Directive
Answer these about the definition of conjugate natural transformations:
1. Between which two functors does σ go?
2. Which natural transformation goes from G' to G?
3. What label does the book give the diagram?

Given text

————————

The definition of conjugate natural transformations goes:

Let be two adjunctions $$ <F, G, \varphi, \eta, \epsilon> \text{ and } <F', G', \varphi', \eta', \epsilon'>$$ then the two natural transformations $$\sigma : F \xrightarrow{.} F' \text{ and } \tau : G' \xrightarrow{.} G$$ are conjugate given the previous two adjunctions iff the following diagram commutes:

$\require{AMScd}$ \begin{CD} A(F'x, a) @>\varphi'>\approx> X(x, G' a) \\ @V(\sigma_x)^*VV @VV(\tau_a)_*V \\ A(Fx,a) @>\varphi>\approx> X(x,Ga) \end{CD}

The previous diagram is labelled (5) in the book.

————————

Supplied material
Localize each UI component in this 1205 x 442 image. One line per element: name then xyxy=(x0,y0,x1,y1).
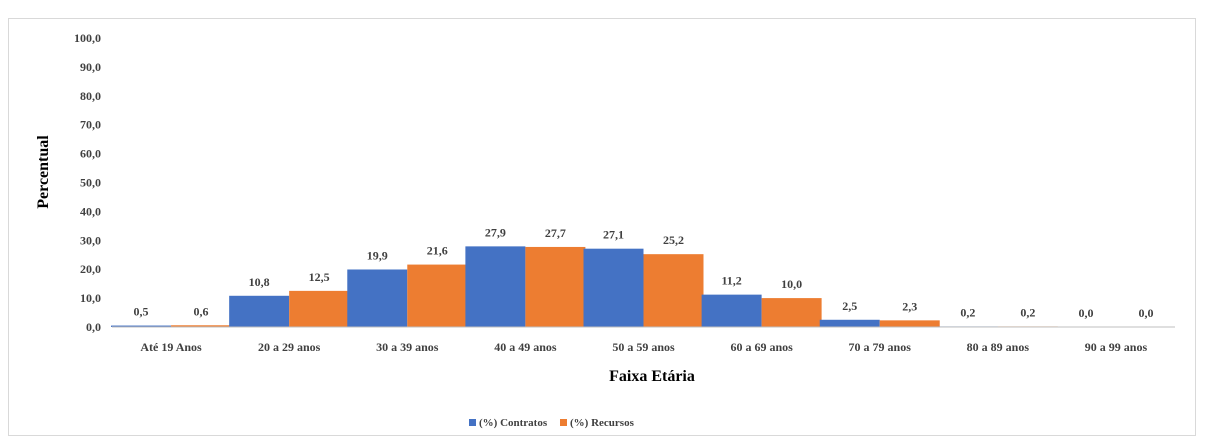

————————

Exercise response
1. From F to F'.
2. τ.
3. (5).